# [Challenge a]
Output, word for word, the part of the passage on the stadium emergency exercise that opens with the words containing "Lovicott said judges" and closes with "the coming months.".

# [Document section]
▼▼▼
Lovicott said the simulation has taken over a year to plan.
“This is a full scale exercise and it takes a ton of time to pull something like this off involving multiple agencies,” Lovicott said.
The simulation will involve more than 400 officials from all over the county. Actors will be on the scene in makeup to simulate injuries and casualties from the imitated explosion.
At 7 a.m. UWPD will initiate a loud blast sound effect and trigger a column of smoke from within the stadium. Sirens from the responding vehicles will be turned off by 10 a.m., according to a UWPD statement.
Local police agencies regularly conduct similar training exercises but never anything on this scale, Lovicott said.
“[Camp Randall] is obviously an icon in Madison,” he said. “This will prepare us for something we hope will never happen. For whatever reason, sports arenas are sometimes looked at as a target because, obviously, you have a lot of people in one given place at one given time.”
Lovicott said judges will oversee the simulation and file a report highlighting the strengths and weaknesses of the agencies involved.
“The success is that we will take a learning experience from [the exercise],” Lovicott said. “Nobody is going to be punished for doing something wrong. This is for us to make sure that we’re prepared if something like this were to happen.”
Activity from the production will wind down by 4 p.m. Lovicott added that while local agencies regularly reproduce situations for training purposes, nothing else on this scale is planned for the coming months.
▲▲▲
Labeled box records
▼▼▼
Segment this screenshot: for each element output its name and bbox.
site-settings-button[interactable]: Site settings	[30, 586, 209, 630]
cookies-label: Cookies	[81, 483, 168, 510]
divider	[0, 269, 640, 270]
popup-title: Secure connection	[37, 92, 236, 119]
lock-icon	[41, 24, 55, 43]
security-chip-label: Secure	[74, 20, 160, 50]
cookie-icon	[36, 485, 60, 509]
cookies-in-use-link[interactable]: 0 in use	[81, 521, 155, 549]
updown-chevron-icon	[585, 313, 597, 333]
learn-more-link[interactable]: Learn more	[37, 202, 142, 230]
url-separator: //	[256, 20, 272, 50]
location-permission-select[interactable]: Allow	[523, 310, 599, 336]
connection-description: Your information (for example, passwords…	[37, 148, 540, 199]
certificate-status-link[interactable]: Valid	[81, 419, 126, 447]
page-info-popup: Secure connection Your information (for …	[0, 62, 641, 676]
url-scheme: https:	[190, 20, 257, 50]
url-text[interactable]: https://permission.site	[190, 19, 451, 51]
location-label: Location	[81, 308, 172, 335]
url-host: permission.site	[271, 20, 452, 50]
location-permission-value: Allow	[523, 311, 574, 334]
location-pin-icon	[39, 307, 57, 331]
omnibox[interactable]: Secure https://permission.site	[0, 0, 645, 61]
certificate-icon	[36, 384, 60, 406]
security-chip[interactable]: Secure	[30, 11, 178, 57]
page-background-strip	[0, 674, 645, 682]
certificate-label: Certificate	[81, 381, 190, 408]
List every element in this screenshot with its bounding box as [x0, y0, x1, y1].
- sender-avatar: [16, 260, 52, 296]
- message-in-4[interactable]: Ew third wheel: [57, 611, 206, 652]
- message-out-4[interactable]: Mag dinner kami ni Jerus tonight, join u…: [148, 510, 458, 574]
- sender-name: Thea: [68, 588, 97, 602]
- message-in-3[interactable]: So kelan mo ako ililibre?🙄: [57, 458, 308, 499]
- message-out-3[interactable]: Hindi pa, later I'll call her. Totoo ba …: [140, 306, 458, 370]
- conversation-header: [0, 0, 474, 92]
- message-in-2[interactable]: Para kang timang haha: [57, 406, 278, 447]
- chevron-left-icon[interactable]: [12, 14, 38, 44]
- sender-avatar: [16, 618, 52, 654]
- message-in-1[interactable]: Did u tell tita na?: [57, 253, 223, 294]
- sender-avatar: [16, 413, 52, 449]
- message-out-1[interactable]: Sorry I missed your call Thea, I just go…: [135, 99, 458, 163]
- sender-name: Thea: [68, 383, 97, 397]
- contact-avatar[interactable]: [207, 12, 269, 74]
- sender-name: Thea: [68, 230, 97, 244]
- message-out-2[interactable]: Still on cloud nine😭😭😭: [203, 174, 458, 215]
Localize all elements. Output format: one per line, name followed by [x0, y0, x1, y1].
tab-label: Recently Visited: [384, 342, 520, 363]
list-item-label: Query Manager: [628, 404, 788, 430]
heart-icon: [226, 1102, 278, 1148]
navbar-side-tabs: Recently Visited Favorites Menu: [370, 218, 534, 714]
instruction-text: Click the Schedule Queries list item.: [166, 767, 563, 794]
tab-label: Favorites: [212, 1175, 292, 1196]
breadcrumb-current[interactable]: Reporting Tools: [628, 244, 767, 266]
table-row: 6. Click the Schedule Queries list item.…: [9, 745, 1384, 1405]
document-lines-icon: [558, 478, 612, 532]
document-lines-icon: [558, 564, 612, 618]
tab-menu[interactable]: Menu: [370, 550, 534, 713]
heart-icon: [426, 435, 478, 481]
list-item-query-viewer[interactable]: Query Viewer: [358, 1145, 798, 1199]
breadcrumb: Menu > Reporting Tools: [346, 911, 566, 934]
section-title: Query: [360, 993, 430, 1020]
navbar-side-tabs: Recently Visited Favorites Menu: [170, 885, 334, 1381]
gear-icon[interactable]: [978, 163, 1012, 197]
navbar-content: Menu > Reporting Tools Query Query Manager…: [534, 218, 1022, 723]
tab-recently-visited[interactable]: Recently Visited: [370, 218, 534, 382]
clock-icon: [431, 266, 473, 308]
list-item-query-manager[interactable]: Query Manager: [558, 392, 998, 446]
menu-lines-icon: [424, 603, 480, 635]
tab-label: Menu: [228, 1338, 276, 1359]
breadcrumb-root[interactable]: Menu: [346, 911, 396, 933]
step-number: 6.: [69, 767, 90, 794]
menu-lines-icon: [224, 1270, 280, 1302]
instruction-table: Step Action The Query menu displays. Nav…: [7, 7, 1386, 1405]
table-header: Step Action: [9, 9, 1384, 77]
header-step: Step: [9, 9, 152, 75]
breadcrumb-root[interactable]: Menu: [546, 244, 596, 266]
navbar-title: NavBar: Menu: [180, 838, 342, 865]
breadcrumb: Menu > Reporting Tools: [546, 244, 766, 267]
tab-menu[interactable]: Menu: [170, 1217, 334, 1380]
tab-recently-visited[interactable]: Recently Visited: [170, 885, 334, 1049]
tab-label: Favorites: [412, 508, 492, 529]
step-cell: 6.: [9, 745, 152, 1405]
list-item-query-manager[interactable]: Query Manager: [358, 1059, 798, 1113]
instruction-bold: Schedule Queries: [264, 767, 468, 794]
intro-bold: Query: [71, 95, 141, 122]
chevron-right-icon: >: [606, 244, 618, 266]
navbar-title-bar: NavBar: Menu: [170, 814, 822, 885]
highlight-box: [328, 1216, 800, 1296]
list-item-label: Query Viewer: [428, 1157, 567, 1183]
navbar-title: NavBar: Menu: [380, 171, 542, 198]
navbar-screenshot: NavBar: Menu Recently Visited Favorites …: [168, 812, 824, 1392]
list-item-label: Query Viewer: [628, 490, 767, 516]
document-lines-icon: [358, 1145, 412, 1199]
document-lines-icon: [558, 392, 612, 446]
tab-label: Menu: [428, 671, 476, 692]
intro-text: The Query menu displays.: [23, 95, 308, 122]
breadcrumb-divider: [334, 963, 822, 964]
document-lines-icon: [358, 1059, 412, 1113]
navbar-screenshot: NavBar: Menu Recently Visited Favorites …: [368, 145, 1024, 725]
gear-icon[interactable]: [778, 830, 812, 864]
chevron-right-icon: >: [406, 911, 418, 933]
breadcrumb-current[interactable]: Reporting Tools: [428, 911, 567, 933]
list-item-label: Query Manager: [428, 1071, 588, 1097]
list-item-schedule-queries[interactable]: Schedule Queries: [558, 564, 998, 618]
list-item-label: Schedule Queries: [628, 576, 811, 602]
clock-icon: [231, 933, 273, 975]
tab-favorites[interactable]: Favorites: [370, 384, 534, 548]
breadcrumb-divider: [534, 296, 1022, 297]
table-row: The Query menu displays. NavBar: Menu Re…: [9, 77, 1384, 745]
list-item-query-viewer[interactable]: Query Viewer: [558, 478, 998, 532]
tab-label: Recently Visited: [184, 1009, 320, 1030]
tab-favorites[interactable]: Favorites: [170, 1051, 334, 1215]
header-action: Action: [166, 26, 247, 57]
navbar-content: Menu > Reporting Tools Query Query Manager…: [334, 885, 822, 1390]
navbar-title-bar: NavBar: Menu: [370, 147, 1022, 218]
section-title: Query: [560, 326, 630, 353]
▲▲▲
# [Challenge b]
Return without any change the lines of the records that run from their very first line through the line containing "page-info-popup: Secure connection", with both of those lines included.

# [Final answer a]
Lovicott said judges will oversee the simulation and file a report highlighting the strengths and weaknesses of the agencies involved.
“The success is that we will take a learning experience from [the exercise],” Lovicott said. “Nobody is going to be punished for doing something wrong. This is for us to make sure that we’re prepared if something like this were to happen.”
Activity from the production will wind down by 4 p.m. Lovicott added that while local agencies regularly reproduce situations for training purposes, nothing else on this scale is planned for the coming months.

# [Final answer b]
Segment this screenshot: for each element output its name and bbox.
site-settings-button[interactable]: Site settings	[30, 586, 209, 630]
cookies-label: Cookies	[81, 483, 168, 510]
divider	[0, 269, 640, 270]
popup-title: Secure connection	[37, 92, 236, 119]
lock-icon	[41, 24, 55, 43]
security-chip-label: Secure	[74, 20, 160, 50]
cookie-icon	[36, 485, 60, 509]
cookies-in-use-link[interactable]: 0 in use	[81, 521, 155, 549]
updown-chevron-icon	[585, 313, 597, 333]
learn-more-link[interactable]: Learn more	[37, 202, 142, 230]
url-separator: //	[256, 20, 272, 50]
location-permission-select[interactable]: Allow	[523, 310, 599, 336]
connection-description: Your information (for example, passwords…	[37, 148, 540, 199]
certificate-status-link[interactable]: Valid	[81, 419, 126, 447]
page-info-popup: Secure connection Your information (for …	[0, 62, 641, 676]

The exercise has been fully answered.